Take every line that has the string "this" and copy it out.

# start of Raw records

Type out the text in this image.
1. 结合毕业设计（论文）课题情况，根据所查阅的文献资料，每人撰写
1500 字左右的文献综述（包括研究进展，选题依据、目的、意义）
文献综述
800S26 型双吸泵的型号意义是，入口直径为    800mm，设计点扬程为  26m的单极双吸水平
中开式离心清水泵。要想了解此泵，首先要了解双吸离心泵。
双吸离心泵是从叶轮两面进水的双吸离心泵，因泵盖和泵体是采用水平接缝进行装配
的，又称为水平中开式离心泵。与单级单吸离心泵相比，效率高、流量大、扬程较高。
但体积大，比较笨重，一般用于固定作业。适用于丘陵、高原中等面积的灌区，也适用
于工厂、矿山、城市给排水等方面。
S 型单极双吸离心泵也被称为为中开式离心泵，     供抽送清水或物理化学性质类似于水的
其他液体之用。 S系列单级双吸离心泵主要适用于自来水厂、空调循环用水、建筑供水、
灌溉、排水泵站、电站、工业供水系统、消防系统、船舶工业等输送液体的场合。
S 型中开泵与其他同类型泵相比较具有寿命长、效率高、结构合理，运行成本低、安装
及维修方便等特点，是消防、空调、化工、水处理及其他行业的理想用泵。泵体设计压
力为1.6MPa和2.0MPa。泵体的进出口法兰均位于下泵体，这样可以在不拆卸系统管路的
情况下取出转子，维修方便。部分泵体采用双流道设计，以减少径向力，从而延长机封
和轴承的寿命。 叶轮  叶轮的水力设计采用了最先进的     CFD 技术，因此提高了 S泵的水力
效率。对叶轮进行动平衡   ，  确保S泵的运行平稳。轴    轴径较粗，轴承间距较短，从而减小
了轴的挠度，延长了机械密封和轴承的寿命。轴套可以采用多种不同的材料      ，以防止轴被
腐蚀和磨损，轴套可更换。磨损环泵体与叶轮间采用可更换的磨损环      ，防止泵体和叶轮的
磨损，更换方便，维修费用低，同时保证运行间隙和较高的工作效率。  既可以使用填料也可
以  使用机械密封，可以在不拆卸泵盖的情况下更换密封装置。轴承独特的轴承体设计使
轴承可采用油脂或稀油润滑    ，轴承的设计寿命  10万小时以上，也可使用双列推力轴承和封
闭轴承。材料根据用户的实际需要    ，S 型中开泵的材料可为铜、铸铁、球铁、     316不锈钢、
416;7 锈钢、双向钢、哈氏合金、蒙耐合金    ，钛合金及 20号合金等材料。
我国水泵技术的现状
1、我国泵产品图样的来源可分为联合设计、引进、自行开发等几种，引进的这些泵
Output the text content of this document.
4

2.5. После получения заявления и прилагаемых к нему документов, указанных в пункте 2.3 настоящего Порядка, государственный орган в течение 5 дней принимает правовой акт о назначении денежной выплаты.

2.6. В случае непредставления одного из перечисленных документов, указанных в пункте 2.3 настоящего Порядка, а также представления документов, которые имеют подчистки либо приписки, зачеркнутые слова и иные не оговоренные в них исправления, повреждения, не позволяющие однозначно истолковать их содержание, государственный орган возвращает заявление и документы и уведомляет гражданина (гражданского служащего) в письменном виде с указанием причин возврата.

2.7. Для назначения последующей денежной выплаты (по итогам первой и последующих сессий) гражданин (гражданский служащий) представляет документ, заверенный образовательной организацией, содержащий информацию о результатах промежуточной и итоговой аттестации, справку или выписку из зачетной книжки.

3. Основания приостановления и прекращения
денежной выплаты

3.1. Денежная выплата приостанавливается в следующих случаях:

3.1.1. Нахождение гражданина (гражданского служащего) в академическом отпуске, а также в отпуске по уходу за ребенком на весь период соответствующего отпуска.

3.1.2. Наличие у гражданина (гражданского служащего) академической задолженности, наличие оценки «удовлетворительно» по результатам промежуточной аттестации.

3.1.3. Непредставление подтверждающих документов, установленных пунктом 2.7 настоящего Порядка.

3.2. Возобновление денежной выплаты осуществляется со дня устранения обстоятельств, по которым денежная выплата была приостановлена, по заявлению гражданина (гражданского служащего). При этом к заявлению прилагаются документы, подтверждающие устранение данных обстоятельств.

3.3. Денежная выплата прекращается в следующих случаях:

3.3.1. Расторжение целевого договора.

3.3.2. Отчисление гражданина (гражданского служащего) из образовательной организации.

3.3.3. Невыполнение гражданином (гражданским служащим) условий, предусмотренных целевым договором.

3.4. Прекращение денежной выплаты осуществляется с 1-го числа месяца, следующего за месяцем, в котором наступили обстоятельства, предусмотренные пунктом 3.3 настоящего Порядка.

# end of Raw records

#### Answer to the task:
Type out the text in this image.
Output the text content of this document.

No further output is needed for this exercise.